**Given records**:
* * *

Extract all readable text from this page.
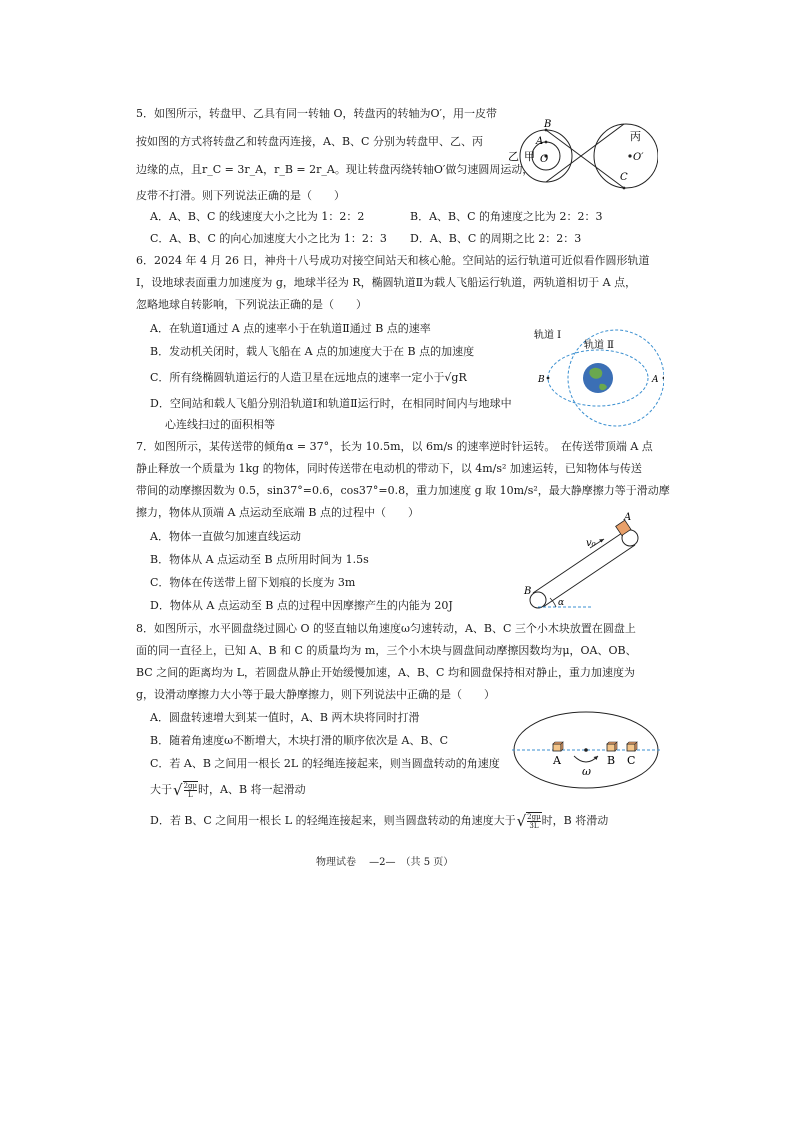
5．如图所示，转盘甲、乙具有同一转轴 O，转盘丙的转轴为O′，用一皮带
按如图的方式将转盘乙和转盘丙连接，A、B、C 分别为转盘甲、乙、丙
边缘的点，且r_C = 3r_A，r_B = 2r_A。现让转盘丙绕转轴O′做匀速圆周运动，
皮带不打滑。则下列说法正确的是（　　）
A．A、B、C 的线速度大小之比为 1：2：2	B．A、B、C 的角速度之比为 2：2：3
C．A、B、C 的向心加速度大小之比为 1：2：3 D．A、B、C 的周期之比 2：2：3
乙 甲
B
A
O
丙
O′
C
6．2024 年 4 月 26 日，神舟十八号成功对接空间站天和核心舱。空间站的运行轨道可近似看作圆形轨道
I，设地球表面重力加速度为 g，地球半径为 R，椭圆轨道Ⅱ为载人飞船运行轨道，两轨道相切于 A 点，
忽略地球自转影响，下列说法正确的是（　　）
A．在轨道I通过 A 点的速率小于在轨道Ⅱ通过 B 点的速率
B．发动机关闭时，载人飞船在 A 点的加速度大于在 B 点的加速度
C．所有绕椭圆轨道运行的人造卫星在远地点的速率一定小于√gR
D．空间站和载人飞船分别沿轨道I和轨道Ⅱ运行时，在相同时间内与地球中
心连线扫过的面积相等
轨道 I
轨道 Ⅱ
B	A
7．如图所示，某传送带的倾角α = 37°，长为 10.5m，以 6m/s 的速率逆时针运转。　在传送带顶端 A 点
静止释放一个质量为 1kg 的物体，同时传送带在电动机的带动下，以 4m/s² 加速运转，已知物体与传送
带间的动摩擦因数为 0.5，sin37°=0.6，cos37°=0.8，重力加速度 g 取 10m/s²，最大静摩擦力等于滑动摩
擦力，物体从顶端 A 点运动至底端 B 点的过程中（　　）
A．物体一直做匀加速直线运动
B．物体从 A 点运动至 B 点所用时间为 1.5s
C．物体在传送带上留下划痕的长度为 3m
D．物体从 A 点运动至 B 点的过程中因摩擦产生的内能为 20J
A
v₀
B
α
8．如图所示，水平圆盘绕过圆心 O 的竖直轴以角速度ω匀速转动，A、B、C 三个小木块放置在圆盘上
面的同一直径上，已知 A、B 和 C 的质量均为 m，三个小木块与圆盘间动摩擦因数均为μ，OA、OB、
BC 之间的距离均为 L，若圆盘从静止开始缓慢加速，A、B、C 均和圆盘保持相对静止，重力加速度为
g，设滑动摩擦力大小等于最大静摩擦力，则下列说法中正确的是（　　）
A．圆盘转速增大到某一值时，A、B 两木块将同时打滑
B．随着角速度ω不断增大，木块打滑的顺序依次是 A、B、C
C．若 A、B 之间用一根长 2L 的轻绳连接起来，则当圆盘转动的角速度
大于 √ $\frac{2g\mu}{L}$ 时，A、B 将一起滑动
D．若 B、C 之间用一根长 L 的轻绳连接起来，则当圆盘转动的角速度大于 √ $\frac{2g\mu}{3L}$ 时，B 将滑动
A	B C
ω
物理试卷　 —2—　（共 5 页）
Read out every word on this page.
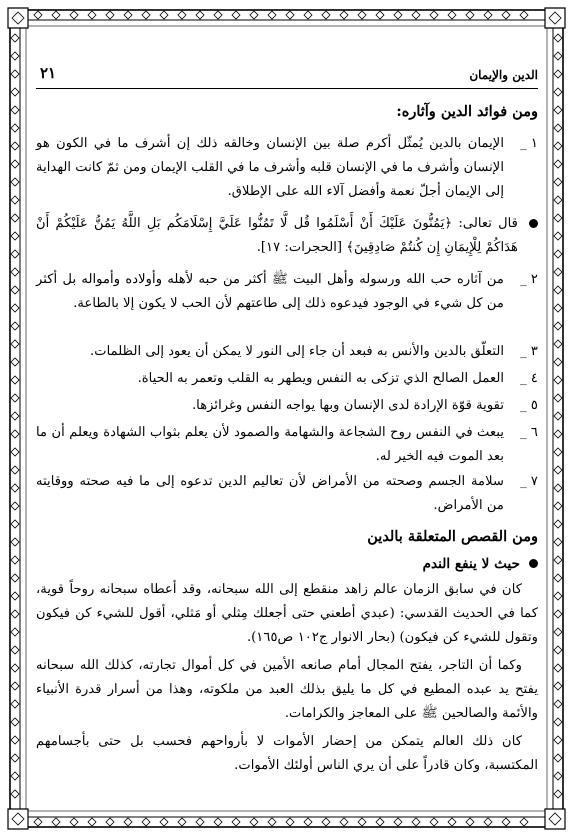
الدين والإيمان
٢١
ومن فوائد الدين وآثاره:
١ _
الإيمان بالدين يُمثّل أكرم صلة بين الإنسان وخالقه ذلك إن أشرف ما في الكون هو الإنسان وأشرف ما في الإنسان قلبه وأشرف ما في القلب الإيمان ومن ثمّ كانت الهداية إلى الإيمان أجلّ نعمة وأفضل آلاء الله على الإطلاق.
قال تعالى: ﴿يَمُنُّونَ عَلَيْكَ أَنْ أَسْلَمُوا قُل لَّا تَمُنُّوا عَلَيَّ إِسْلَامَكُم بَلِ اللَّهُ يَمُنُّ عَلَيْكُمْ أَنْ هَدَاكُمْ لِلْإِيمَانِ إِن كُنتُمْ صَادِقِينَ﴾ [الحجرات: ١٧].
٢ _
من آثاره حب الله ورسوله وأهل البيت ﷺ أكثر من حبه لأهله وأولاده وأمواله بل أكثر من كل شيء في الوجود فيدعوه ذلك إلى طاعتهم لأن الحب لا يكون إلا بالطاعة.
٣ _
التعلّق بالدين والأنس به فبعد أن جاء إلى النور لا يمكن أن يعود إلى الظلمات.
٤ _
العمل الصالح الذي تزكى به النفس ويطهر به القلب وتعمر به الحياة.
٥ _
تقوية قوّة الإرادة لدى الإنسان وبها يواجه النفس وغرائزها.
٦ _
يبعث في النفس روح الشجاعة والشهامة والصمود لأن يعلم بثواب الشهادة ويعلم أن ما بعد الموت فيه الخير له.
٧ _
سلامة الجسم وصحته من الأمراض لأن تعاليم الدين تدعوه إلى ما فيه صحته ووقايته من الأمراض.
ومن القصص المتعلقة بالدين
حيث لا ينفع الندم
كان في سابق الزمان عالم زاهد منقطع إلى الله سبحانه، وقد أعطاه سبحانه روحاً قوية، كما في الحديث القدسي: (عبدي أطعني حتى أجعلك مِثلي أو مَثلي، أقول للشيء كن فيكون وتقول للشيء كن فيكون) (بحار الانوار ج١٠٢ ص١٦٥).
وكما أن التاجر، يفتح المجال أمام صانعه الأمين في كل أموال تجارته، كذلك الله سبحانه يفتح يد عبده المطيع في كل ما يليق بذلك العبد من ملكوته، وهذا من أسرار قدرة الأنبياء والأئمة والصالحين ﷺ على المعاجز والكرامات.
كان ذلك العالم يتمكن من إحضار الأموات لا بأرواحهم فحسب بل حتى بأجسامهم المكتسبة، وكان قادراً على أن يري الناس أولئك الأموات.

* * *

**What the task requires**: Each entry above is to be written out again unchanged, apart from the pictures, which are left out.

**Correct result**:
Extract all readable text from this page.
5．如图所示，转盘甲、乙具有同一转轴 O，转盘丙的转轴为O′，用一皮带
按如图的方式将转盘乙和转盘丙连接，A、B、C 分别为转盘甲、乙、丙
边缘的点，且r_C = 3r_A，r_B = 2r_A。现让转盘丙绕转轴O′做匀速圆周运动，
皮带不打滑。则下列说法正确的是（　　）
A．A、B、C 的线速度大小之比为 1：2：2	B．A、B、C 的角速度之比为 2：2：3
C．A、B、C 的向心加速度大小之比为 1：2：3 D．A、B、C 的周期之比 2：2：3
乙 甲
B
A
O
丙
O′
C
6．2024 年 4 月 26 日，神舟十八号成功对接空间站天和核心舱。空间站的运行轨道可近似看作圆形轨道
I，设地球表面重力加速度为 g，地球半径为 R，椭圆轨道Ⅱ为载人飞船运行轨道，两轨道相切于 A 点，
忽略地球自转影响，下列说法正确的是（　　）
A．在轨道I通过 A 点的速率小于在轨道Ⅱ通过 B 点的速率
B．发动机关闭时，载人飞船在 A 点的加速度大于在 B 点的加速度
C．所有绕椭圆轨道运行的人造卫星在远地点的速率一定小于√gR
D．空间站和载人飞船分别沿轨道I和轨道Ⅱ运行时，在相同时间内与地球中
心连线扫过的面积相等
轨道 I
轨道 Ⅱ
B	A
7．如图所示，某传送带的倾角α = 37°，长为 10.5m，以 6m/s 的速率逆时针运转。　在传送带顶端 A 点
静止释放一个质量为 1kg 的物体，同时传送带在电动机的带动下，以 4m/s² 加速运转，已知物体与传送
带间的动摩擦因数为 0.5，sin37°=0.6，cos37°=0.8，重力加速度 g 取 10m/s²，最大静摩擦力等于滑动摩
擦力，物体从顶端 A 点运动至底端 B 点的过程中（　　）
A．物体一直做匀加速直线运动
B．物体从 A 点运动至 B 点所用时间为 1.5s
C．物体在传送带上留下划痕的长度为 3m
D．物体从 A 点运动至 B 点的过程中因摩擦产生的内能为 20J
A
v₀
B
α
8．如图所示，水平圆盘绕过圆心 O 的竖直轴以角速度ω匀速转动，A、B、C 三个小木块放置在圆盘上
面的同一直径上，已知 A、B 和 C 的质量均为 m，三个小木块与圆盘间动摩擦因数均为μ，OA、OB、
BC 之间的距离均为 L，若圆盘从静止开始缓慢加速，A、B、C 均和圆盘保持相对静止，重力加速度为
g，设滑动摩擦力大小等于最大静摩擦力，则下列说法中正确的是（　　）
A．圆盘转速增大到某一值时，A、B 两木块将同时打滑
B．随着角速度ω不断增大，木块打滑的顺序依次是 A、B、C
C．若 A、B 之间用一根长 2L 的轻绳连接起来，则当圆盘转动的角速度
大于 √ $\frac{2g\mu}{L}$ 时，A、B 将一起滑动
D．若 B、C 之间用一根长 L 的轻绳连接起来，则当圆盘转动的角速度大于 √ $\frac{2g\mu}{3L}$ 时，B 将滑动
A	B C
ω
物理试卷　 —2—　（共 5 页）
Read out every word on this page.
الدين والإيمان
٢١
ومن فوائد الدين وآثاره:
١ _
الإيمان بالدين يُمثّل أكرم صلة بين الإنسان وخالقه ذلك إن أشرف ما في الكون هو الإنسان وأشرف ما في الإنسان قلبه وأشرف ما في القلب الإيمان ومن ثمّ كانت الهداية إلى الإيمان أجلّ نعمة وأفضل آلاء الله على الإطلاق.
قال تعالى: ﴿يَمُنُّونَ عَلَيْكَ أَنْ أَسْلَمُوا قُل لَّا تَمُنُّوا عَلَيَّ إِسْلَامَكُم بَلِ اللَّهُ يَمُنُّ عَلَيْكُمْ أَنْ هَدَاكُمْ لِلْإِيمَانِ إِن كُنتُمْ صَادِقِينَ﴾ [الحجرات: ١٧].
٢ _
من آثاره حب الله ورسوله وأهل البيت ﷺ أكثر من حبه لأهله وأولاده وأمواله بل أكثر من كل شيء في الوجود فيدعوه ذلك إلى طاعتهم لأن الحب لا يكون إلا بالطاعة.
٣ _
التعلّق بالدين والأنس به فبعد أن جاء إلى النور لا يمكن أن يعود إلى الظلمات.
٤ _
العمل الصالح الذي تزكى به النفس ويطهر به القلب وتعمر به الحياة.
٥ _
تقوية قوّة الإرادة لدى الإنسان وبها يواجه النفس وغرائزها.
٦ _
يبعث في النفس روح الشجاعة والشهامة والصمود لأن يعلم بثواب الشهادة ويعلم أن ما بعد الموت فيه الخير له.
٧ _
سلامة الجسم وصحته من الأمراض لأن تعاليم الدين تدعوه إلى ما فيه صحته ووقايته من الأمراض.
ومن القصص المتعلقة بالدين
حيث لا ينفع الندم
كان في سابق الزمان عالم زاهد منقطع إلى الله سبحانه، وقد أعطاه سبحانه روحاً قوية، كما في الحديث القدسي: (عبدي أطعني حتى أجعلك مِثلي أو مَثلي، أقول للشيء كن فيكون وتقول للشيء كن فيكون) (بحار الانوار ج١٠٢ ص١٦٥).
وكما أن التاجر، يفتح المجال أمام صانعه الأمين في كل أموال تجارته، كذلك الله سبحانه يفتح يد عبده المطيع في كل ما يليق بذلك العبد من ملكوته، وهذا من أسرار قدرة الأنبياء والأئمة والصالحين ﷺ على المعاجز والكرامات.
كان ذلك العالم يتمكن من إحضار الأموات لا بأرواحهم فحسب بل حتى بأجسامهم المكتسبة، وكان قادراً على أن يري الناس أولئك الأموات.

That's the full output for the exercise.